§ What this task involves
Repeat the material exactly, leaving nothing out.

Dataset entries
*-*-*

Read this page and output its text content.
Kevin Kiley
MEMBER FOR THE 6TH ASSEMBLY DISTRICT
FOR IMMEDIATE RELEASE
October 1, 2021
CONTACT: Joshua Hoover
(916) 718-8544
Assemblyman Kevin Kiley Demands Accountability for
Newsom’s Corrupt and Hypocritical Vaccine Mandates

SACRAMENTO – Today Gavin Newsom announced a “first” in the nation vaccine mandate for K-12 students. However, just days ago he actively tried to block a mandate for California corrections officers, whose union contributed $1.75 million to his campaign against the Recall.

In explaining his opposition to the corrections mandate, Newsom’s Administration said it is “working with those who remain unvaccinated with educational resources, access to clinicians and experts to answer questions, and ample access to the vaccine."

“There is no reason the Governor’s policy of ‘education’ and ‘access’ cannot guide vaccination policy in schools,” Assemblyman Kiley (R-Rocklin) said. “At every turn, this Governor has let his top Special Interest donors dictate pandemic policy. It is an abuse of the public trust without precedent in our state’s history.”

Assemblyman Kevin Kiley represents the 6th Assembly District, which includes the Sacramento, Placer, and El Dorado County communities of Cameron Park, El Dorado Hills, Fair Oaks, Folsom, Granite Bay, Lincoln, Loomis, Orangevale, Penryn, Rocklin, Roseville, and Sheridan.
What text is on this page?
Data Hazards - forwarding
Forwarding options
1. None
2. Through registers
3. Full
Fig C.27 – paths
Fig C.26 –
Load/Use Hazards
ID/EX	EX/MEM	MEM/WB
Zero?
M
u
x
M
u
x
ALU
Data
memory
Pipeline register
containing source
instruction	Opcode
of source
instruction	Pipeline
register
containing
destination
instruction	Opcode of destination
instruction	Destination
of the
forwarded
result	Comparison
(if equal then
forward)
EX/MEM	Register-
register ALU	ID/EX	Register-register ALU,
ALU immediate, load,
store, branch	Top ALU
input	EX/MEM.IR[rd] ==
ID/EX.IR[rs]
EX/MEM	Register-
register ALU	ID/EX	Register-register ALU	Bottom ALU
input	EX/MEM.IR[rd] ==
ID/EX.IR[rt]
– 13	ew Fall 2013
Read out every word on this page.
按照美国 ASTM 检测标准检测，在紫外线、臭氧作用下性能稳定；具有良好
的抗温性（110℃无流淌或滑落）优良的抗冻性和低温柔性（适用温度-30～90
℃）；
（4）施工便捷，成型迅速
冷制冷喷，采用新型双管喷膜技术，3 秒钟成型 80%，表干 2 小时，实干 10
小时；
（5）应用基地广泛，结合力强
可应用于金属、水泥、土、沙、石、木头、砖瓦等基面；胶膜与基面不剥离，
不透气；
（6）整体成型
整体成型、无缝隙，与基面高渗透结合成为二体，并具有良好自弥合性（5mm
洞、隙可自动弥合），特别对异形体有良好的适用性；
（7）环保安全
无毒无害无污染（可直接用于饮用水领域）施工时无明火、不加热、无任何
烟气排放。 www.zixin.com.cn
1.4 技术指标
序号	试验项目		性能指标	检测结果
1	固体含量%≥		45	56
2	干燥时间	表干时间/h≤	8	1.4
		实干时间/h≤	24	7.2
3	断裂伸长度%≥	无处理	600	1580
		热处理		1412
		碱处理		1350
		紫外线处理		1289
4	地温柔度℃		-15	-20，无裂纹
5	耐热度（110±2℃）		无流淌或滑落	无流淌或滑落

*-*-*

§ Solution for this exercise
Read this page and output its text content.
Kevin Kiley
MEMBER FOR THE 6TH ASSEMBLY DISTRICT
FOR IMMEDIATE RELEASE
October 1, 2021
CONTACT: Joshua Hoover
(916) 718-8544
Assemblyman Kevin Kiley Demands Accountability for
Newsom’s Corrupt and Hypocritical Vaccine Mandates

SACRAMENTO – Today Gavin Newsom announced a “first” in the nation vaccine mandate for K-12 students. However, just days ago he actively tried to block a mandate for California corrections officers, whose union contributed $1.75 million to his campaign against the Recall.

In explaining his opposition to the corrections mandate, Newsom’s Administration said it is “working with those who remain unvaccinated with educational resources, access to clinicians and experts to answer questions, and ample access to the vaccine."

“There is no reason the Governor’s policy of ‘education’ and ‘access’ cannot guide vaccination policy in schools,” Assemblyman Kiley (R-Rocklin) said. “At every turn, this Governor has let his top Special Interest donors dictate pandemic policy. It is an abuse of the public trust without precedent in our state’s history.”

Assemblyman Kevin Kiley represents the 6th Assembly District, which includes the Sacramento, Placer, and El Dorado County communities of Cameron Park, El Dorado Hills, Fair Oaks, Folsom, Granite Bay, Lincoln, Loomis, Orangevale, Penryn, Rocklin, Roseville, and Sheridan.
What text is on this page?
Data Hazards - forwarding
Forwarding options
1. None
2. Through registers
3. Full
Fig C.27 – paths
Fig C.26 –
Load/Use Hazards
ID/EX	EX/MEM	MEM/WB
Zero?
M
u
x
M
u
x
ALU
Data
memory
Pipeline register
containing source
instruction	Opcode
of source
instruction	Pipeline
register
containing
destination
instruction	Opcode of destination
instruction	Destination
of the
forwarded
result	Comparison
(if equal then
forward)
EX/MEM	Register-
register ALU	ID/EX	Register-register ALU,
ALU immediate, load,
store, branch	Top ALU
input	EX/MEM.IR[rd] ==
ID/EX.IR[rs]
EX/MEM	Register-
register ALU	ID/EX	Register-register ALU	Bottom ALU
input	EX/MEM.IR[rd] ==
ID/EX.IR[rt]
– 13	ew Fall 2013
Read out every word on this page.
按照美国 ASTM 检测标准检测，在紫外线、臭氧作用下性能稳定；具有良好
的抗温性（110℃无流淌或滑落）优良的抗冻性和低温柔性（适用温度-30～90
℃）；
（4）施工便捷，成型迅速
冷制冷喷，采用新型双管喷膜技术，3 秒钟成型 80%，表干 2 小时，实干 10
小时；
（5）应用基地广泛，结合力强
可应用于金属、水泥、土、沙、石、木头、砖瓦等基面；胶膜与基面不剥离，
不透气；
（6）整体成型
整体成型、无缝隙，与基面高渗透结合成为二体，并具有良好自弥合性（5mm
洞、隙可自动弥合），特别对异形体有良好的适用性；
（7）环保安全
无毒无害无污染（可直接用于饮用水领域）施工时无明火、不加热、无任何
烟气排放。 www.zixin.com.cn
1.4 技术指标
序号	试验项目		性能指标	检测结果
1	固体含量%≥		45	56
2	干燥时间	表干时间/h≤	8	1.4
		实干时间/h≤	24	7.2
3	断裂伸长度%≥	无处理	600	1580
		热处理		1412
		碱处理		1350
		紫外线处理		1289
4	地温柔度℃		-15	-20，无裂纹
5	耐热度（110±2℃）		无流淌或滑落	无流淌或滑落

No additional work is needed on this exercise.